• _PROBLEM DESCRIPTION_: Leave out the pictures and reproduce all of the data exactly.

• _DATA FOR PROCESSING_:
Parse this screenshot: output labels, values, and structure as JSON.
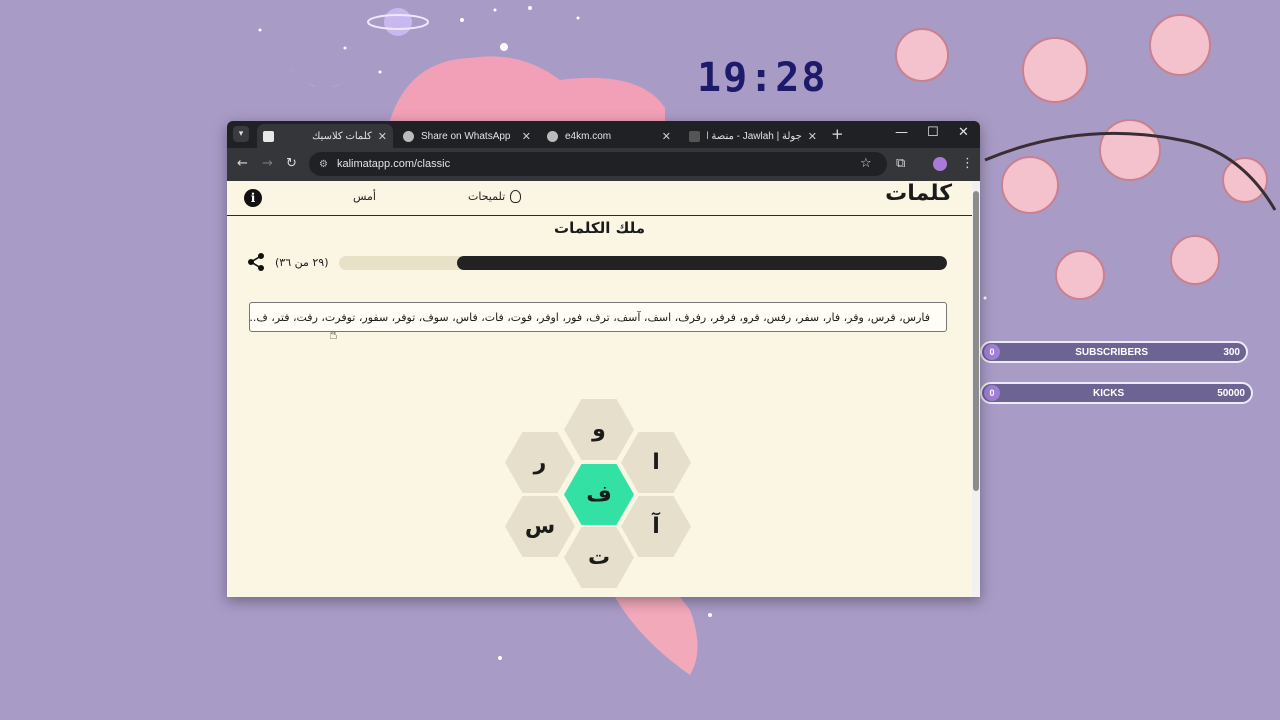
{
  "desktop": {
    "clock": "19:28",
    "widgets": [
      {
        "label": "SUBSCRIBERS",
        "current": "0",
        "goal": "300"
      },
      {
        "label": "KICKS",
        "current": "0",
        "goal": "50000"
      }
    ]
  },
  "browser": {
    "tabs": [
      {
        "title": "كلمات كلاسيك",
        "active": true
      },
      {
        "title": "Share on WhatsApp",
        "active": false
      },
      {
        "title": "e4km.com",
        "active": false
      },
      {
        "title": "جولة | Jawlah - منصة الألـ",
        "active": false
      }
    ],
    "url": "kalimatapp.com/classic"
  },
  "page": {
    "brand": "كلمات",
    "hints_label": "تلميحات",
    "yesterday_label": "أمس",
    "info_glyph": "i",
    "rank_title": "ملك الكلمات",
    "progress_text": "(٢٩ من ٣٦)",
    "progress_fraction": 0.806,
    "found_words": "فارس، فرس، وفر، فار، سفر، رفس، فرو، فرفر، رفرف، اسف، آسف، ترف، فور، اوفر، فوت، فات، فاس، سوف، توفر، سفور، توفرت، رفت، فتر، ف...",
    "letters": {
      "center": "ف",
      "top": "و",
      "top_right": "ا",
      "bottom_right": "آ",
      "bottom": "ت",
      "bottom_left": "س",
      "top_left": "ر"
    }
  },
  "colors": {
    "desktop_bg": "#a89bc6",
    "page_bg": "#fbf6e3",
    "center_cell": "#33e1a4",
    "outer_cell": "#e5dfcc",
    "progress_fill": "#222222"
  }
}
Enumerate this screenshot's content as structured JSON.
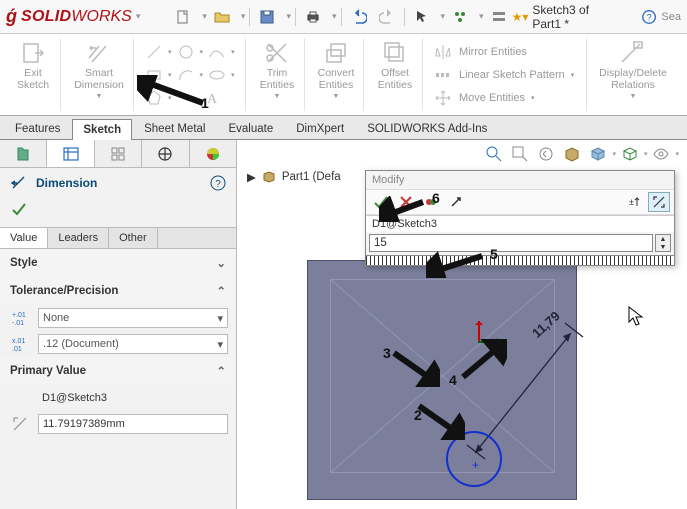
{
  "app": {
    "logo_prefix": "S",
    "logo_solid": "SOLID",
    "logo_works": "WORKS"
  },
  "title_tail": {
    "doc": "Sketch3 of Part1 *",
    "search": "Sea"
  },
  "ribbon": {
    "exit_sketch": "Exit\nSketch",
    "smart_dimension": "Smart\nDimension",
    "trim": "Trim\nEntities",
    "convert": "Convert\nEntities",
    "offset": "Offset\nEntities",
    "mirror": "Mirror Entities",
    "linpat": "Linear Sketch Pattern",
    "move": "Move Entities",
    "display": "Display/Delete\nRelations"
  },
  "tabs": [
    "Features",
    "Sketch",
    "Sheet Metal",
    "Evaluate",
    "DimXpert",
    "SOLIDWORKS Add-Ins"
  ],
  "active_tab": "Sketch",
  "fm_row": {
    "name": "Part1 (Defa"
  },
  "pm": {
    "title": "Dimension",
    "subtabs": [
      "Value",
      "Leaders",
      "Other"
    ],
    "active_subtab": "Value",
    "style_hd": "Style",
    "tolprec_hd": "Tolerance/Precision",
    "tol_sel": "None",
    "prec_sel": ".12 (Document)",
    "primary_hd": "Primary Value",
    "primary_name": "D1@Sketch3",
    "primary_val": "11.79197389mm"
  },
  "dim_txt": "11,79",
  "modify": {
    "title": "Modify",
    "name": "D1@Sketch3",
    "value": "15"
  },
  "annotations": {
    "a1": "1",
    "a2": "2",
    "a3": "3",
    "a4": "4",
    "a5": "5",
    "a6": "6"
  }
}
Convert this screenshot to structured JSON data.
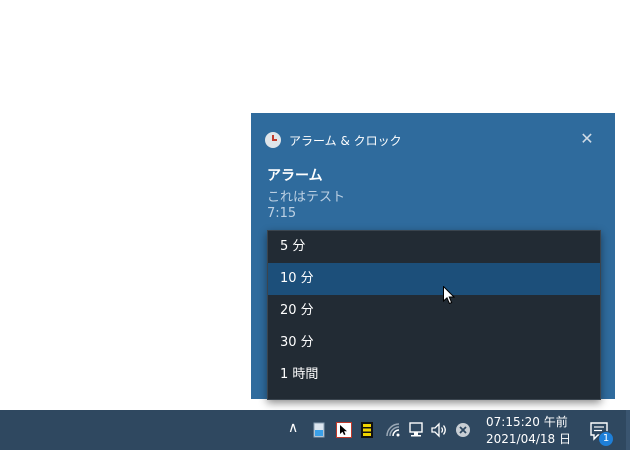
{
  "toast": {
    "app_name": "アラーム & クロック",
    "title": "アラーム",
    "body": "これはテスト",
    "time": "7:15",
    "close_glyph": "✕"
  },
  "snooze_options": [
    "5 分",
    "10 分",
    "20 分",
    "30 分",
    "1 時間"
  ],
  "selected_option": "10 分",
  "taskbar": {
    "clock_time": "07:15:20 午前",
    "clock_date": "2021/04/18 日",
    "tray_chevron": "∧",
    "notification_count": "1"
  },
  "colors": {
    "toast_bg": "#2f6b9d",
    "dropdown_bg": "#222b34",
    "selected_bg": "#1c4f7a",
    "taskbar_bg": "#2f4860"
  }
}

• _THE REPLY_:
Parse this screenshot: output labels, values, and structure as JSON.
{
  "desktop": {
    "clock": "19:28",
    "widgets": [
      {
        "label": "SUBSCRIBERS",
        "current": "0",
        "goal": "300"
      },
      {
        "label": "KICKS",
        "current": "0",
        "goal": "50000"
      }
    ]
  },
  "browser": {
    "tabs": [
      {
        "title": "كلمات كلاسيك",
        "active": true
      },
      {
        "title": "Share on WhatsApp",
        "active": false
      },
      {
        "title": "e4km.com",
        "active": false
      },
      {
        "title": "جولة | Jawlah - منصة الألـ",
        "active": false
      }
    ],
    "url": "kalimatapp.com/classic"
  },
  "page": {
    "brand": "كلمات",
    "hints_label": "تلميحات",
    "yesterday_label": "أمس",
    "info_glyph": "i",
    "rank_title": "ملك الكلمات",
    "progress_text": "(٢٩ من ٣٦)",
    "progress_fraction": 0.806,
    "found_words": "فارس، فرس، وفر، فار، سفر، رفس، فرو، فرفر، رفرف، اسف، آسف، ترف، فور، اوفر، فوت، فات، فاس، سوف، توفر، سفور، توفرت، رفت، فتر، ف...",
    "letters": {
      "center": "ف",
      "top": "و",
      "top_right": "ا",
      "bottom_right": "آ",
      "bottom": "ت",
      "bottom_left": "س",
      "top_left": "ر"
    }
  },
  "colors": {
    "desktop_bg": "#a89bc6",
    "page_bg": "#fbf6e3",
    "center_cell": "#33e1a4",
    "outer_cell": "#e5dfcc",
    "progress_fill": "#222222"
  }
}
Enumerate this screenshot's content as structured JSON.
{
  "app": {
    "logo_prefix": "S",
    "logo_solid": "SOLID",
    "logo_works": "WORKS"
  },
  "title_tail": {
    "doc": "Sketch3 of Part1 *",
    "search": "Sea"
  },
  "ribbon": {
    "exit_sketch": "Exit\nSketch",
    "smart_dimension": "Smart\nDimension",
    "trim": "Trim\nEntities",
    "convert": "Convert\nEntities",
    "offset": "Offset\nEntities",
    "mirror": "Mirror Entities",
    "linpat": "Linear Sketch Pattern",
    "move": "Move Entities",
    "display": "Display/Delete\nRelations"
  },
  "tabs": [
    "Features",
    "Sketch",
    "Sheet Metal",
    "Evaluate",
    "DimXpert",
    "SOLIDWORKS Add-Ins"
  ],
  "active_tab": "Sketch",
  "fm_row": {
    "name": "Part1 (Defa"
  },
  "pm": {
    "title": "Dimension",
    "subtabs": [
      "Value",
      "Leaders",
      "Other"
    ],
    "active_subtab": "Value",
    "style_hd": "Style",
    "tolprec_hd": "Tolerance/Precision",
    "tol_sel": "None",
    "prec_sel": ".12 (Document)",
    "primary_hd": "Primary Value",
    "primary_name": "D1@Sketch3",
    "primary_val": "11.79197389mm"
  },
  "dim_txt": "11,79",
  "modify": {
    "title": "Modify",
    "name": "D1@Sketch3",
    "value": "15"
  },
  "annotations": {
    "a1": "1",
    "a2": "2",
    "a3": "3",
    "a4": "4",
    "a5": "5",
    "a6": "6"
  }
}
Convert this screenshot to structured JSON data.
{
  "toast": {
    "app_name": "アラーム & クロック",
    "title": "アラーム",
    "body": "これはテスト",
    "time": "7:15",
    "close_glyph": "✕"
  },
  "snooze_options": [
    "5 分",
    "10 分",
    "20 分",
    "30 分",
    "1 時間"
  ],
  "selected_option": "10 分",
  "taskbar": {
    "clock_time": "07:15:20 午前",
    "clock_date": "2021/04/18 日",
    "tray_chevron": "∧",
    "notification_count": "1"
  },
  "colors": {
    "toast_bg": "#2f6b9d",
    "dropdown_bg": "#222b34",
    "selected_bg": "#1c4f7a",
    "taskbar_bg": "#2f4860"
  }
}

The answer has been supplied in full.